◆ **Instruction**:
All entries are to be quoted exactly; the images stay out of the copy.
+++ Stored data
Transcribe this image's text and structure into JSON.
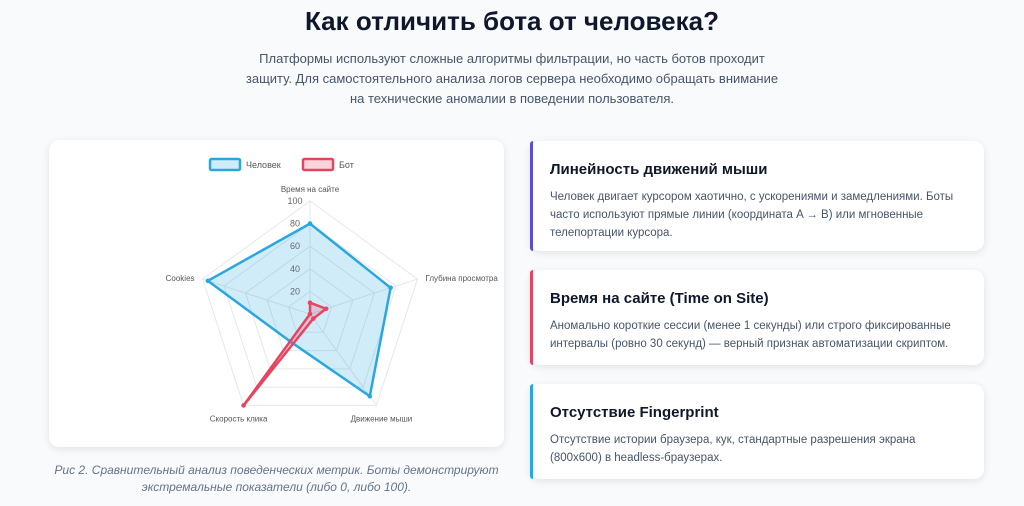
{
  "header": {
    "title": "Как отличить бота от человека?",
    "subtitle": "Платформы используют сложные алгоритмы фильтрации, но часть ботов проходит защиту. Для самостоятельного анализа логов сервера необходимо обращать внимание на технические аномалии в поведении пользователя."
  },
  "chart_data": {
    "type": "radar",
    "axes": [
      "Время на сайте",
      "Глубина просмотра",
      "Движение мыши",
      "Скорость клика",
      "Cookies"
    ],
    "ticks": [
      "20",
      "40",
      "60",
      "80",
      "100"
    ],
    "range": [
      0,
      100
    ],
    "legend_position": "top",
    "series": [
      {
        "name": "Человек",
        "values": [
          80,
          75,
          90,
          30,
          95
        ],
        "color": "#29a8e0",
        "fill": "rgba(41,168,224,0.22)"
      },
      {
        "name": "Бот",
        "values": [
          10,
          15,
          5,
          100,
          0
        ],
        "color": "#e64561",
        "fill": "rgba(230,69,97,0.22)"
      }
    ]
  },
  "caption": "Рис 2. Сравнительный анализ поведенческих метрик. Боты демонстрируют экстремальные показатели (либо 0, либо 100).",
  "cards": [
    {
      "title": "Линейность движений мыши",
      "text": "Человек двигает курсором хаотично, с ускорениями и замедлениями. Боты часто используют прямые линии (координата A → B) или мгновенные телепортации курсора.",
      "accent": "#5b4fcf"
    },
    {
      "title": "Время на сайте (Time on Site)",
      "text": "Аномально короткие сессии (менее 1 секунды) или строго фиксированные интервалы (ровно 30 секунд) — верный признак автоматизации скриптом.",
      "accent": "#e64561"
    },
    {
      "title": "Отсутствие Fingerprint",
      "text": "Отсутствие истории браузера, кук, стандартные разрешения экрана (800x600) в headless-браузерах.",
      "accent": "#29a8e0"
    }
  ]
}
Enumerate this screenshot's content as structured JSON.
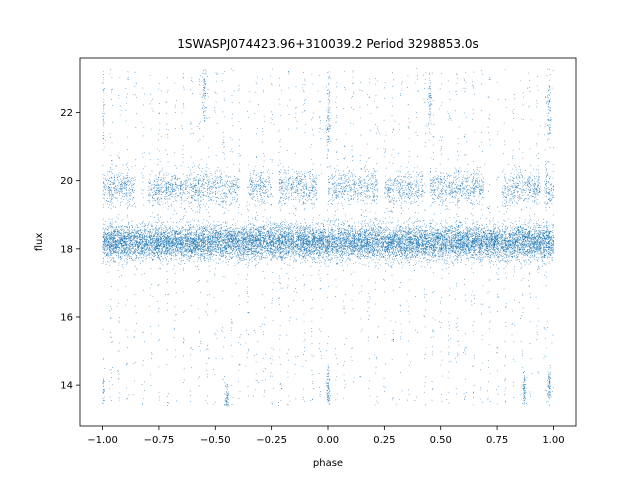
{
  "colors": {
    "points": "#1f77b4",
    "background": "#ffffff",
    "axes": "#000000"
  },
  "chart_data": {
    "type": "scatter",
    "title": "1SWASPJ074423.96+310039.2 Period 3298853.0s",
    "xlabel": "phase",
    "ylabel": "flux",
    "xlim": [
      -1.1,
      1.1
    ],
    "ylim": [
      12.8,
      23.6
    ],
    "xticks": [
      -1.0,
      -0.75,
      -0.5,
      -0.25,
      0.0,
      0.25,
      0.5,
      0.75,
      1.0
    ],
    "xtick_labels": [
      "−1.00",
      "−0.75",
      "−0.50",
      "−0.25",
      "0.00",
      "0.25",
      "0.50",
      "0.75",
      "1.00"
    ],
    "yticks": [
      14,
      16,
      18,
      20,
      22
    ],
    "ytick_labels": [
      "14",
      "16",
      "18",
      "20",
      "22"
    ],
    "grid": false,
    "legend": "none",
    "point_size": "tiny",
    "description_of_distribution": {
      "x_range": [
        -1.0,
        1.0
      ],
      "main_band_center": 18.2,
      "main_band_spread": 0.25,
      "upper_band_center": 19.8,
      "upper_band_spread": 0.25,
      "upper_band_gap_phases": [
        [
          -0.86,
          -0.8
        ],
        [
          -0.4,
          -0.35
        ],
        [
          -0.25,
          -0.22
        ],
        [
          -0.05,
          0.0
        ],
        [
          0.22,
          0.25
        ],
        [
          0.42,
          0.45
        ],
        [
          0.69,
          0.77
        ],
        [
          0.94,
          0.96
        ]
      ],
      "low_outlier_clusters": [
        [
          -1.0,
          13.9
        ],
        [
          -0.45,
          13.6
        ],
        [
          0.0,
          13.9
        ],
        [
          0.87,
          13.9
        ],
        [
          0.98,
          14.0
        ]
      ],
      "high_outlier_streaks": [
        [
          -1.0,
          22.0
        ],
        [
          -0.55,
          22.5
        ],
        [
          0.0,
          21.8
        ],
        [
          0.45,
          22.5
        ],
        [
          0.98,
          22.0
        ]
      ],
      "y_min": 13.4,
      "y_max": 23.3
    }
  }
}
++++++
◆ **Complete response**:
Transcribe this image's text and structure into JSON.
{
  "header": {
    "title": "Как отличить бота от человека?",
    "subtitle": "Платформы используют сложные алгоритмы фильтрации, но часть ботов проходит защиту. Для самостоятельного анализа логов сервера необходимо обращать внимание на технические аномалии в поведении пользователя."
  },
  "chart_data": {
    "type": "radar",
    "axes": [
      "Время на сайте",
      "Глубина просмотра",
      "Движение мыши",
      "Скорость клика",
      "Cookies"
    ],
    "ticks": [
      "20",
      "40",
      "60",
      "80",
      "100"
    ],
    "range": [
      0,
      100
    ],
    "legend_position": "top",
    "series": [
      {
        "name": "Человек",
        "values": [
          80,
          75,
          90,
          30,
          95
        ],
        "color": "#29a8e0",
        "fill": "rgba(41,168,224,0.22)"
      },
      {
        "name": "Бот",
        "values": [
          10,
          15,
          5,
          100,
          0
        ],
        "color": "#e64561",
        "fill": "rgba(230,69,97,0.22)"
      }
    ]
  },
  "caption": "Рис 2. Сравнительный анализ поведенческих метрик. Боты демонстрируют экстремальные показатели (либо 0, либо 100).",
  "cards": [
    {
      "title": "Линейность движений мыши",
      "text": "Человек двигает курсором хаотично, с ускорениями и замедлениями. Боты часто используют прямые линии (координата A → B) или мгновенные телепортации курсора.",
      "accent": "#5b4fcf"
    },
    {
      "title": "Время на сайте (Time on Site)",
      "text": "Аномально короткие сессии (менее 1 секунды) или строго фиксированные интервалы (ровно 30 секунд) — верный признак автоматизации скриптом.",
      "accent": "#e64561"
    },
    {
      "title": "Отсутствие Fingerprint",
      "text": "Отсутствие истории браузера, кук, стандартные разрешения экрана (800x600) в headless-браузерах.",
      "accent": "#29a8e0"
    }
  ]
}
Enumerate this screenshot's content as structured JSON.
{
  "colors": {
    "points": "#1f77b4",
    "background": "#ffffff",
    "axes": "#000000"
  },
  "chart_data": {
    "type": "scatter",
    "title": "1SWASPJ074423.96+310039.2 Period 3298853.0s",
    "xlabel": "phase",
    "ylabel": "flux",
    "xlim": [
      -1.1,
      1.1
    ],
    "ylim": [
      12.8,
      23.6
    ],
    "xticks": [
      -1.0,
      -0.75,
      -0.5,
      -0.25,
      0.0,
      0.25,
      0.5,
      0.75,
      1.0
    ],
    "xtick_labels": [
      "−1.00",
      "−0.75",
      "−0.50",
      "−0.25",
      "0.00",
      "0.25",
      "0.50",
      "0.75",
      "1.00"
    ],
    "yticks": [
      14,
      16,
      18,
      20,
      22
    ],
    "ytick_labels": [
      "14",
      "16",
      "18",
      "20",
      "22"
    ],
    "grid": false,
    "legend": "none",
    "point_size": "tiny",
    "description_of_distribution": {
      "x_range": [
        -1.0,
        1.0
      ],
      "main_band_center": 18.2,
      "main_band_spread": 0.25,
      "upper_band_center": 19.8,
      "upper_band_spread": 0.25,
      "upper_band_gap_phases": [
        [
          -0.86,
          -0.8
        ],
        [
          -0.4,
          -0.35
        ],
        [
          -0.25,
          -0.22
        ],
        [
          -0.05,
          0.0
        ],
        [
          0.22,
          0.25
        ],
        [
          0.42,
          0.45
        ],
        [
          0.69,
          0.77
        ],
        [
          0.94,
          0.96
        ]
      ],
      "low_outlier_clusters": [
        [
          -1.0,
          13.9
        ],
        [
          -0.45,
          13.6
        ],
        [
          0.0,
          13.9
        ],
        [
          0.87,
          13.9
        ],
        [
          0.98,
          14.0
        ]
      ],
      "high_outlier_streaks": [
        [
          -1.0,
          22.0
        ],
        [
          -0.55,
          22.5
        ],
        [
          0.0,
          21.8
        ],
        [
          0.45,
          22.5
        ],
        [
          0.98,
          22.0
        ]
      ],
      "y_min": 13.4,
      "y_max": 23.3
    }
  }
}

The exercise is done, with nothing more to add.